Repeat each line of the material below exactly as it appears, minus any pictures.

## begin Input data

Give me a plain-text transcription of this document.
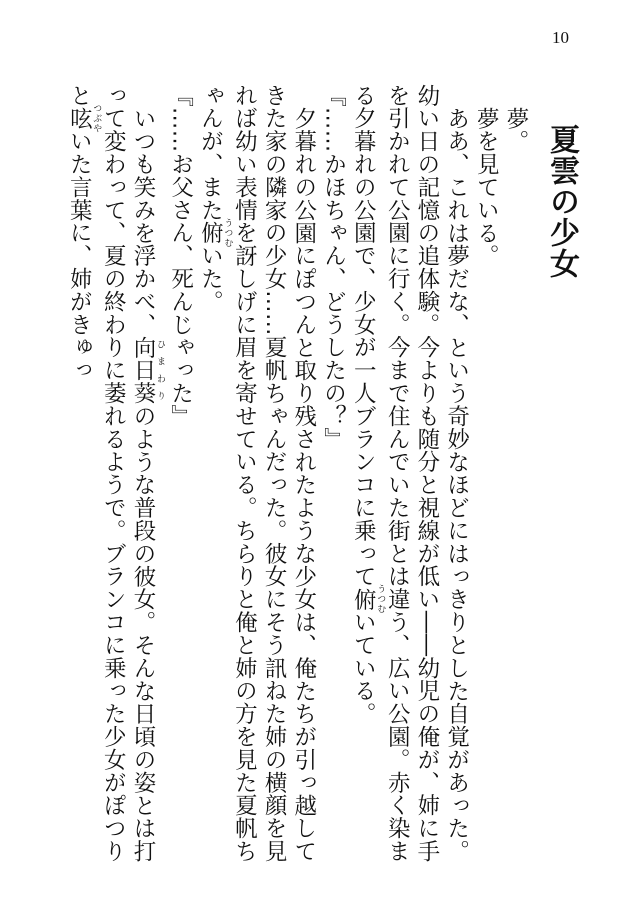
10
夏雲の少女

夢。

夢を見ている。

ああ、これは夢だな、という奇妙なほどにはっきりとした自覚があった。幼い日の記憶の追体験。今よりも随分と視線が低い――幼児の俺が、姉に手を引かれて公園に行く。今まで住んでいた街とは違う、広い公園。赤く染まる夕暮れの公園で、少女が一人ブランコに乗って俯 うつむいている。

『……かほちゃん、どうしたの？』

夕暮れの公園にぽつんと取り残されたような少女は、俺たちが引っ越してきた家の隣家の少女……夏帆ちゃんだった。彼女にそう訊ねた姉の横顔を見れば幼い表情を訝しげに眉を寄せている。ちらりと俺と姉の方を見た夏帆ちゃんが、また俯 うつむいた。

『……お父さん、死んじゃった』

いつも笑みを浮かべ、向日葵 ひまわりのような普段の彼女。そんな日頃の姿とは打って変わって、夏の終わりに萎れるようで。ブランコに乗った少女がぽつりと呟 つぶやいた言葉に、姉がきゅっ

## end Input data

### Result of this exercise
Give me a plain-text transcription of this document.
10
夏雲の少女

夢。

夢を見ている。

ああ、これは夢だな、という奇妙なほどにはっきりとした自覚があった。幼い日の記憶の追体験。今よりも随分と視線が低い――幼児の俺が、姉に手を引かれて公園に行く。今まで住んでいた街とは違う、広い公園。赤く染まる夕暮れの公園で、少女が一人ブランコに乗って俯 うつむいている。

『……かほちゃん、どうしたの？』

夕暮れの公園にぽつんと取り残されたような少女は、俺たちが引っ越してきた家の隣家の少女……夏帆ちゃんだった。彼女にそう訊ねた姉の横顔を見れば幼い表情を訝しげに眉を寄せている。ちらりと俺と姉の方を見た夏帆ちゃんが、また俯 うつむいた。

『……お父さん、死んじゃった』

いつも笑みを浮かべ、向日葵 ひまわりのような普段の彼女。そんな日頃の姿とは打って変わって、夏の終わりに萎れるようで。ブランコに乗った少女がぽつりと呟 つぶやいた言葉に、姉がきゅっ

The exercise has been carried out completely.